DESCRIPTION OF THE TASK
List each line holding the string "open".

LISTED RECORDS
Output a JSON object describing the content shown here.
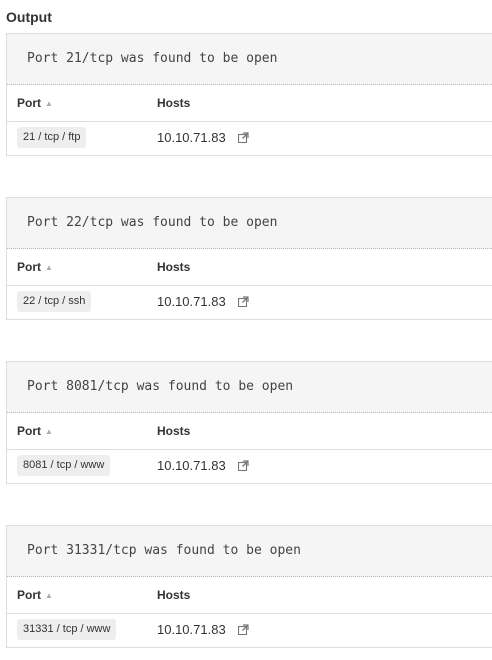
{
  "output": {
    "title": "Output",
    "columns": {
      "port": "Port",
      "hosts": "Hosts"
    },
    "sort_icon": "sort-ascending-icon",
    "findings": [
      {
        "message": "Port 21/tcp was found to be open",
        "port": "21 / tcp / ftp",
        "host": "10.10.71.83"
      },
      {
        "message": "Port 22/tcp was found to be open",
        "port": "22 / tcp / ssh",
        "host": "10.10.71.83"
      },
      {
        "message": "Port 8081/tcp was found to be open",
        "port": "8081 / tcp / www",
        "host": "10.10.71.83"
      },
      {
        "message": "Port 31331/tcp was found to be open",
        "port": "31331 / tcp / www",
        "host": "10.10.71.83"
      }
    ]
  }
}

RESULT OF THIS TASK
        "message": "Port 21/tcp was found to be open",
        "message": "Port 22/tcp was found to be open",
        "message": "Port 8081/tcp was found to be open",
        "message": "Port 31331/tcp was found to be open",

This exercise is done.